── TEXT SECTION
Where does Copan get the claim that the death sentence for all the infant males in Numbers 31 is unusual? We have seen several passages that appear to indicate that all children, male and female, were targeted at various points in the conquest of the land. Perhaps Copan means that this passage is "unusual" in being so utterly specific and explicit and in dealing so clearly with real, undeniable infants that he cannot explain it away as hyperbole. Or perhaps he means (comfortless thought) that it is unusual in targeting male infants, specifically. Either way, he is apparently quite ready to justify the killing of infant boys as a matter of military expediency when he cannot get around it some other way. This shows, if nothing else does, that Christians have a difficulty here for which no simple remedy exists, not even a scholarly remedy.
Bearing in mind, then, Copan's capitulation to the unavoidable interpretation in Numbers 31,
here are some typical passages from Copan regarding other texts:
When reading the text of 1 Samuel 15:3, we are led to believe that Israel targeted and obliterated Amalekite noncombatants. However, Old Testament scholar Richard Hess argues that we do not actually have indications that this was so — whether toward the Amalekites or the Canaanites. Deuteronomy 2:34 states that “we captured all his cities at that time and utterly destroyed the men, women and children of every city. We left no survivor” (NASB). Again, in the next chapter, we read that Israel “utterly destroyed … the men, women and children of every city” (3:6, NASB).
The sweeping words like “all,” “young and old,” and “man and woman,” however, are stock expressions for totality — even if women and children were not present. The expression “men and women” or similar phrases appear to be stereotypical for describing all the inhabitants of a town or region, “without predisposing the reader to assume anything further about their ages or even their genders."
[snip]
This stereotypical ancient Near East language of “all” people describes attacks on what turn out to be military forts or garrisons containing combatants — not a general population that includes women and children. We have no archaeological evidence of civilian populations at Jericho or Ai (6:21; 8:25).8 The word “city [‘ir]” during this time in Canaan was where the (military) king, the army, and the priesthood resided. So for Joshua, mentioning “women” and “young and old” turns out to be stock ancient Near East language that he could have used even if “women” and “young and old” were not living there. The language of “all” (“men and women”) at Jericho and Ai is a “stereotypical expression for the destruction of all human life in the fort, presumably composed entirely of combatants.”9 The text does not require that “women” and “young and old” must have been in these cities — and this same situation could apply to Saul’s battling against the Amalekites.
────
■ GIVEN PROBLEM 1
Please work out how many lines of the entries contain the string "boxes", and give only that number.
The entries that follow the text have no connection to it.
── ROWS
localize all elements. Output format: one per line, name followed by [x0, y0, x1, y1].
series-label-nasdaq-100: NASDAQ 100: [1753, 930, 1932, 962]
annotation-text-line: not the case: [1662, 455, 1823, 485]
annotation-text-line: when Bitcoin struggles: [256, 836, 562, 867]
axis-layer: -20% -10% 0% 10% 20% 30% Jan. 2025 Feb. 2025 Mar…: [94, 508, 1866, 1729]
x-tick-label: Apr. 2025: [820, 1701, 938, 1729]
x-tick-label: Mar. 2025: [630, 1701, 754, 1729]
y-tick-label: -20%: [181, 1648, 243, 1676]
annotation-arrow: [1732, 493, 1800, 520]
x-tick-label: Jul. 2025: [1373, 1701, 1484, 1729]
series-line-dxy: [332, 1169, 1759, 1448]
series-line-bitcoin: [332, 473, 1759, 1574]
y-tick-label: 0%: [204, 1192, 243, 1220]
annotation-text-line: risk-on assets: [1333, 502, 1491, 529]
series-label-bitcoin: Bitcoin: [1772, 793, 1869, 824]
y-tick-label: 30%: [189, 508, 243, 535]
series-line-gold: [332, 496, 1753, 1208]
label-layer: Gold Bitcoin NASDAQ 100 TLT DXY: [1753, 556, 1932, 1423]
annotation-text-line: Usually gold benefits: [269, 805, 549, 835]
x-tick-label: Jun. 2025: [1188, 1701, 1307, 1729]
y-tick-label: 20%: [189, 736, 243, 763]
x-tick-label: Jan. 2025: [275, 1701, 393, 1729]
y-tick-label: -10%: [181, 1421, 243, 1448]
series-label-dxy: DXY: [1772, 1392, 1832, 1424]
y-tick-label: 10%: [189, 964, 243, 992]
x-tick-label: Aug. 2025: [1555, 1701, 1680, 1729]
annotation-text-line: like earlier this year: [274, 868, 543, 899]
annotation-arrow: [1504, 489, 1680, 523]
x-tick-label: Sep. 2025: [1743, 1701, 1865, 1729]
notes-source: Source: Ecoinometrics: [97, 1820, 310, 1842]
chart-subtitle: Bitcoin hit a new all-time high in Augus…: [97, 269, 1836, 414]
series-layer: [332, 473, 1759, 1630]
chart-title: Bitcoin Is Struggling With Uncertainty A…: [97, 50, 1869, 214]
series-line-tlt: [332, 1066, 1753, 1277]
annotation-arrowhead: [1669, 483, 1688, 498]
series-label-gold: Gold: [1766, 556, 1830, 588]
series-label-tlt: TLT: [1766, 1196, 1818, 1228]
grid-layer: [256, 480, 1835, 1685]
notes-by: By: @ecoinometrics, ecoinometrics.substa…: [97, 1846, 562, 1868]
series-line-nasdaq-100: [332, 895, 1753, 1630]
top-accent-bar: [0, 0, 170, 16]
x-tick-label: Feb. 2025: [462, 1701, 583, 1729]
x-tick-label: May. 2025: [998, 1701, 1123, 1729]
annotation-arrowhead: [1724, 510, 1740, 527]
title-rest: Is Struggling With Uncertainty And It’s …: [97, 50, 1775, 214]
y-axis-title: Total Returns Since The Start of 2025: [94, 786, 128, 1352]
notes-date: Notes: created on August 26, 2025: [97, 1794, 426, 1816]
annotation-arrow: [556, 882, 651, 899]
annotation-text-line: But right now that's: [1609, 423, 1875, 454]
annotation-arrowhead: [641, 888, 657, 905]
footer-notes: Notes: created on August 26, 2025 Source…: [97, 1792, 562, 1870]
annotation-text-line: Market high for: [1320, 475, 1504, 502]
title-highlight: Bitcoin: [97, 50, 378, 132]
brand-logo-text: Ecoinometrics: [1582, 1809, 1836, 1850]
────
── ROWS
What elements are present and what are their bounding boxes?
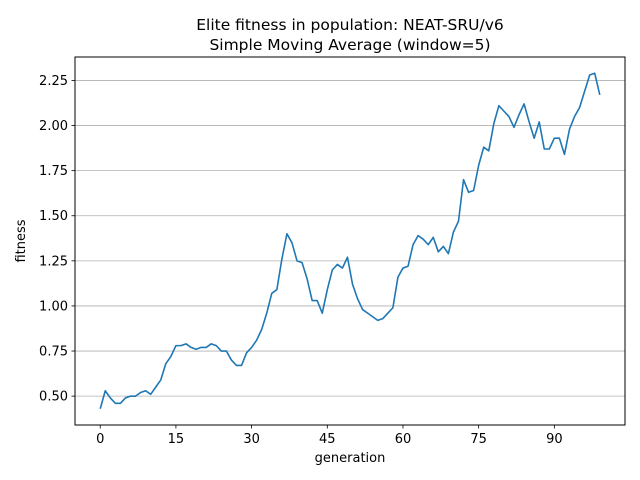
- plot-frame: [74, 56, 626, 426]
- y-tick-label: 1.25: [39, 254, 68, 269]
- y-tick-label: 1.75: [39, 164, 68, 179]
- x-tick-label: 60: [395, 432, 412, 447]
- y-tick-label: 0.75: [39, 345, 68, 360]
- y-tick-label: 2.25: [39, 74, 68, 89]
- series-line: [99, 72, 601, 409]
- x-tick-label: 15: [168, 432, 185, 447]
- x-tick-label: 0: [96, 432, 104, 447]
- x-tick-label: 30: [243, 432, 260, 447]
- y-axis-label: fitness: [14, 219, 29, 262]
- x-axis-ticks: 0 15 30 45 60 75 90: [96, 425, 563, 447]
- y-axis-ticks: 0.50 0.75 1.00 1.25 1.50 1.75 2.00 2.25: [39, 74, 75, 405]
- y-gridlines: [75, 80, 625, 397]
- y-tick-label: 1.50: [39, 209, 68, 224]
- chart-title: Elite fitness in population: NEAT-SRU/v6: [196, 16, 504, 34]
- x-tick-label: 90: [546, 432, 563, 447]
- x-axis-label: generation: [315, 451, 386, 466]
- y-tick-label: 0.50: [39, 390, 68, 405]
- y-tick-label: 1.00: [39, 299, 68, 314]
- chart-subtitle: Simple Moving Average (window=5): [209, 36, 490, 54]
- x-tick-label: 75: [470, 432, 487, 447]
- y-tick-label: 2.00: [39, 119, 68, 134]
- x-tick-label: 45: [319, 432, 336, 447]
────
── ROWS
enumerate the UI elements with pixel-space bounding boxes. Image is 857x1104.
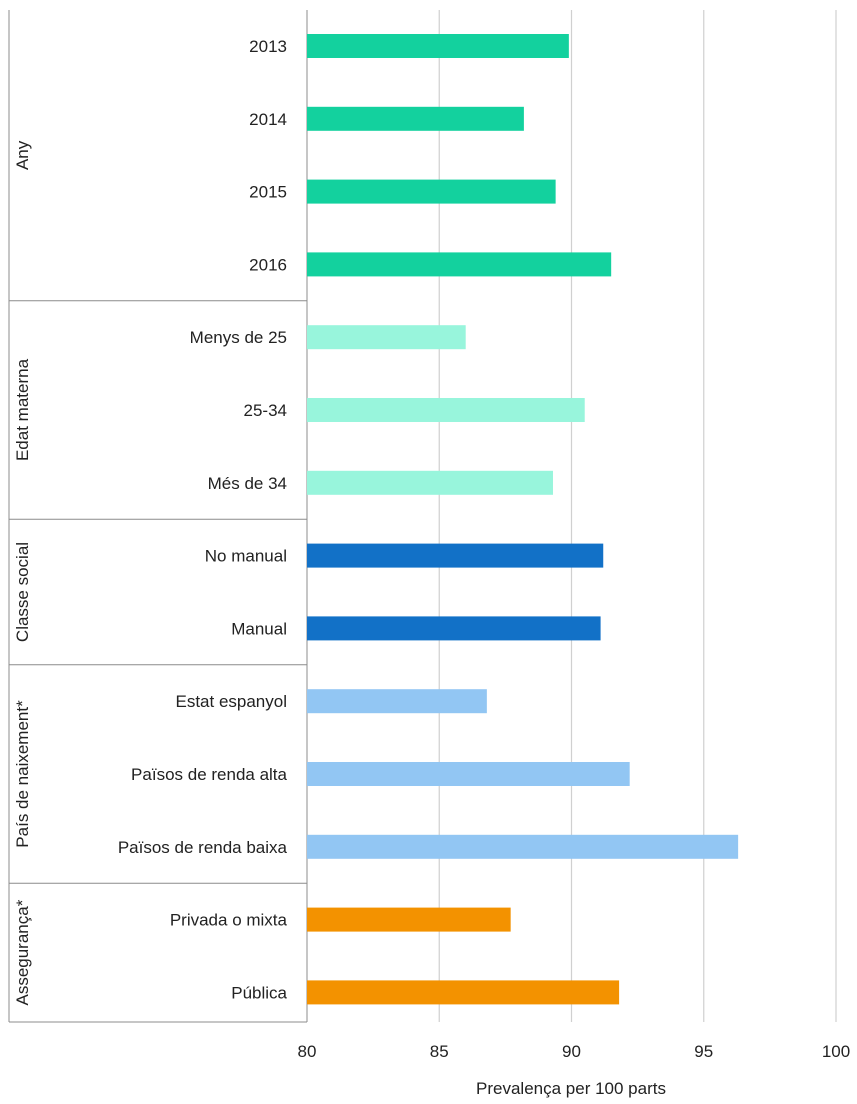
────
■ GIVEN PROBLEM 2
Answer these questions on the passage about Copan:
(a) Which Old Testament scholar is named as arguing that there are no actual indications that noncombatants were targeted?
(b) Which verse of Deuteronomy is quoted as saying "we captured all his cities at that time"?
(c) Who resided in a "city" during this time in Canaan, according to the passage?

■ ANSWER 1
2

■ ANSWER 2
(a) Richard Hess
(b) Deuteronomy 2:34
(c) The (military) king, the army, and the priesthood